• **What is needed**
Look through the records below, and copy out every line that holds the string "this".

_ _ _ _ _ _ _

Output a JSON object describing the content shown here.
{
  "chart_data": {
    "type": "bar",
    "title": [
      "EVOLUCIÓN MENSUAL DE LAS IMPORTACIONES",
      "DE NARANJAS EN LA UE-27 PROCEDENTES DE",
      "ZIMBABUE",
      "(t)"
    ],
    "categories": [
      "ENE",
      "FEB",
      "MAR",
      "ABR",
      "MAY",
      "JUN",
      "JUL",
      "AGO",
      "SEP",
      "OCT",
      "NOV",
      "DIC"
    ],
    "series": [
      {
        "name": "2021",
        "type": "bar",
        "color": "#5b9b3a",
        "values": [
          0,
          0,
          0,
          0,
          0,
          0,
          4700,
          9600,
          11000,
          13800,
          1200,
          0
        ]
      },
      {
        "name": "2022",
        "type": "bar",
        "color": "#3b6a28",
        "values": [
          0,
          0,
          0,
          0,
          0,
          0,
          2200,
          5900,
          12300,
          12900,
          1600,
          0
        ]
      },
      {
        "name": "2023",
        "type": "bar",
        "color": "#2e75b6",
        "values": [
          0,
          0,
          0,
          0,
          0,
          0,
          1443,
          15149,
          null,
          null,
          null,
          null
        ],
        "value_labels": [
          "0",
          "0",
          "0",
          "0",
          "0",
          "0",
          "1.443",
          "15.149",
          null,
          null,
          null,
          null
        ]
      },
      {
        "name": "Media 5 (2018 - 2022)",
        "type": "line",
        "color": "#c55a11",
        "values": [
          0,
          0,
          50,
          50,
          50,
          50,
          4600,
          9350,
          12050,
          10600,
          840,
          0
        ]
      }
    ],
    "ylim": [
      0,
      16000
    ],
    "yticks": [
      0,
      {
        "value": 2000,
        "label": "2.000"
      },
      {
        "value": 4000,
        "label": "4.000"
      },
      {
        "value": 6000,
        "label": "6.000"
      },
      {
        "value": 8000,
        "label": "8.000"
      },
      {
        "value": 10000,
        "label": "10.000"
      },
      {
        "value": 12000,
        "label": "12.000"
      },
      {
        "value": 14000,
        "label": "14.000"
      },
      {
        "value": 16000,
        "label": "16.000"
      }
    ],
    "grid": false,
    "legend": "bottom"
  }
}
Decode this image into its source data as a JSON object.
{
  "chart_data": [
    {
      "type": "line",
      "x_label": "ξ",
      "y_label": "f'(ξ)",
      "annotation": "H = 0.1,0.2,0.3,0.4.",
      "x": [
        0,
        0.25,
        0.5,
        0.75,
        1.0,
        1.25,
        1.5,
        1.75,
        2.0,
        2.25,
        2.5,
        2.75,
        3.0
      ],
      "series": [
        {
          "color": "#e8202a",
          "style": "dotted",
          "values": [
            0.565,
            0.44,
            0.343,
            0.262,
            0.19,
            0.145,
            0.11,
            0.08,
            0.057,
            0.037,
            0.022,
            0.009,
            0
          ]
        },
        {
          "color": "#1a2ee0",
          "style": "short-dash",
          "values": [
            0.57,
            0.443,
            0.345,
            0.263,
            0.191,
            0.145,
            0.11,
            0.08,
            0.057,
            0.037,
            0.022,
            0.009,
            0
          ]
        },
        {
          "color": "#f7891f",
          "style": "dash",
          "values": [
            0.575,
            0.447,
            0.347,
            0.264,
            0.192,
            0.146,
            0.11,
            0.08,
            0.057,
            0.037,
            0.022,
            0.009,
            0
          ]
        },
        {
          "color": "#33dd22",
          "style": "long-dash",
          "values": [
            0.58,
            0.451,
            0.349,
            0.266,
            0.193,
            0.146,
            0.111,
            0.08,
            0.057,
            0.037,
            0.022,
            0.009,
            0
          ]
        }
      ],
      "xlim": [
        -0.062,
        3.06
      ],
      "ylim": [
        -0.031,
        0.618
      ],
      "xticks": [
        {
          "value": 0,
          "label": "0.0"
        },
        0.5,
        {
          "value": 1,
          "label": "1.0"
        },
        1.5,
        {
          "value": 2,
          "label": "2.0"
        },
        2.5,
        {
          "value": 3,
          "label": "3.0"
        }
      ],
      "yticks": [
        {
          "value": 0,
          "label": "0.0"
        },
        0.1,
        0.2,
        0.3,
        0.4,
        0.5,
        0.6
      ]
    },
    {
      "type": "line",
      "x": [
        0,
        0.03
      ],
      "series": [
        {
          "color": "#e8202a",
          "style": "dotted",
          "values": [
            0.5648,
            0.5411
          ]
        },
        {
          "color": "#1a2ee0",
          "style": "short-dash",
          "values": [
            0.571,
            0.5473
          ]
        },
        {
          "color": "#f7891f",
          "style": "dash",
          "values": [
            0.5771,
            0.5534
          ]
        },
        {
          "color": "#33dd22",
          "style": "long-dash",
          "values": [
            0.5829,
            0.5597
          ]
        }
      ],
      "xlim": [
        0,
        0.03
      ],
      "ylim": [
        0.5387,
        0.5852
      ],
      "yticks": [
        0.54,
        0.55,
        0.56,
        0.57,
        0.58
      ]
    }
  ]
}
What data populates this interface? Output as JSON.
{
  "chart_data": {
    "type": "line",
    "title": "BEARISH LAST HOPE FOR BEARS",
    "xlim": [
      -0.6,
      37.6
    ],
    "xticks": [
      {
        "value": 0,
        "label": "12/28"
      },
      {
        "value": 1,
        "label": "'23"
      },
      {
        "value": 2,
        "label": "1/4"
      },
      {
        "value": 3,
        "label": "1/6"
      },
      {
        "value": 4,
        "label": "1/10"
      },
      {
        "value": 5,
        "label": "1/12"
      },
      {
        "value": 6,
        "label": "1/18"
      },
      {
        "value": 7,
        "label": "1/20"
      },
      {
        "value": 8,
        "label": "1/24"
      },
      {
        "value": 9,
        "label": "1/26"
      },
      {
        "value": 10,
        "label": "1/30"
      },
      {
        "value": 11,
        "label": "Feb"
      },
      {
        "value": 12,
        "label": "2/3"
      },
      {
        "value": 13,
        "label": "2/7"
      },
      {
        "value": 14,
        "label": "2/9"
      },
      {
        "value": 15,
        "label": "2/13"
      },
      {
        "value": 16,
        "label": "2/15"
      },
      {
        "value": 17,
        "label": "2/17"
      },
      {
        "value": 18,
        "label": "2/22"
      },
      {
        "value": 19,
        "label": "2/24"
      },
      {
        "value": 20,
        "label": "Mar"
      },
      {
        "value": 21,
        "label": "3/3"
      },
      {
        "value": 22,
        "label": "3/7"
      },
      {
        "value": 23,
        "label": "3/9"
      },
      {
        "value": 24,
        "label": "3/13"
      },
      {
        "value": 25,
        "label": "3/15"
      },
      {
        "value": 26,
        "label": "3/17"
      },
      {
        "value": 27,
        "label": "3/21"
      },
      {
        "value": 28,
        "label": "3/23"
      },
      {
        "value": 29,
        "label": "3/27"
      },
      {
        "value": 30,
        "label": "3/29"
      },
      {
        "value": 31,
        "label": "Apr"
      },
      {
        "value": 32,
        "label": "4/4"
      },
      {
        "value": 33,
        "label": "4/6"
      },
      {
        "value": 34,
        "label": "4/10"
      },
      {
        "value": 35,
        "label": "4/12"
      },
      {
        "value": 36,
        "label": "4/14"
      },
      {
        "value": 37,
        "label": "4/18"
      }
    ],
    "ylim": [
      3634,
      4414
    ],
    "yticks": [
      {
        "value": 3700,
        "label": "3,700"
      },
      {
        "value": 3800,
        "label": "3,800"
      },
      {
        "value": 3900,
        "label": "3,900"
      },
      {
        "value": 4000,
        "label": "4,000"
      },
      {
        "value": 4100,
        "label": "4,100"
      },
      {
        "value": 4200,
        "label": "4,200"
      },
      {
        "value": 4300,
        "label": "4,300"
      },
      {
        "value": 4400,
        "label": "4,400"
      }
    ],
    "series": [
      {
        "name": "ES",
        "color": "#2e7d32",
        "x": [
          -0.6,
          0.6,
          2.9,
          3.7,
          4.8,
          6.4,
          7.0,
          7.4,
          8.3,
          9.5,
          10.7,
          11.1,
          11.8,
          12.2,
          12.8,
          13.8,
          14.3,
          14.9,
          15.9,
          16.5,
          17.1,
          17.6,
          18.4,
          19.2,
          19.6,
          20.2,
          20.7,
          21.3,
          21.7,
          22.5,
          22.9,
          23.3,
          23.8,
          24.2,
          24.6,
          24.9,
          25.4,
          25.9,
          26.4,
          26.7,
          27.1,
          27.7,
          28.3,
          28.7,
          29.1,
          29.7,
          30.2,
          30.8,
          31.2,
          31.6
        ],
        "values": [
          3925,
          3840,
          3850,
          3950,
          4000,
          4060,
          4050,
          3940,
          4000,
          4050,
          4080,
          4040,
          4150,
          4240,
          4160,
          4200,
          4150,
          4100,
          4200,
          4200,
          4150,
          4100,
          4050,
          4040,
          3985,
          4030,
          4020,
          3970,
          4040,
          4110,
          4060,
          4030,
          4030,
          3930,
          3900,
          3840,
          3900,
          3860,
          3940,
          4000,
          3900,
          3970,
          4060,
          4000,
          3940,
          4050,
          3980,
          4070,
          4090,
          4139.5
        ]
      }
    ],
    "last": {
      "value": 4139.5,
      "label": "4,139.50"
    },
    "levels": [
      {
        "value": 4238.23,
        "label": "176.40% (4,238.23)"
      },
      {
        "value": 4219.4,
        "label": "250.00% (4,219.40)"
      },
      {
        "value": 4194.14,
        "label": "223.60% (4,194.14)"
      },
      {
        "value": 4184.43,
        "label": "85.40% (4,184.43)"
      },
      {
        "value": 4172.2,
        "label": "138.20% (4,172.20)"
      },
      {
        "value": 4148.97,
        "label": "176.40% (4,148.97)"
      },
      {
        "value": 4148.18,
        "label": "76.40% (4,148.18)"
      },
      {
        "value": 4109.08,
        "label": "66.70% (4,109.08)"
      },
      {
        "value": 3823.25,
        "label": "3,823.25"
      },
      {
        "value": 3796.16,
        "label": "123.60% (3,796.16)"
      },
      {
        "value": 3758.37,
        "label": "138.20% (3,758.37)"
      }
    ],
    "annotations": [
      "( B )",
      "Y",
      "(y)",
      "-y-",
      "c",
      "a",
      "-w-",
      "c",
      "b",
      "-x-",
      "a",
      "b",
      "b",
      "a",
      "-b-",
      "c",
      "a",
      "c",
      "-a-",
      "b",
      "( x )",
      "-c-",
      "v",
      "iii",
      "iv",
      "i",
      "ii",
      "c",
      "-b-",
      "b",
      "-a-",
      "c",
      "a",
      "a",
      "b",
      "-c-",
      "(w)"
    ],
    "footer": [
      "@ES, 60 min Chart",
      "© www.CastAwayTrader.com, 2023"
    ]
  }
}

_ _ _ _ _ _ _

• **Exercise answer**
Decode this image into its source data as a JSON object.
What data populates this interface? Output as JSON.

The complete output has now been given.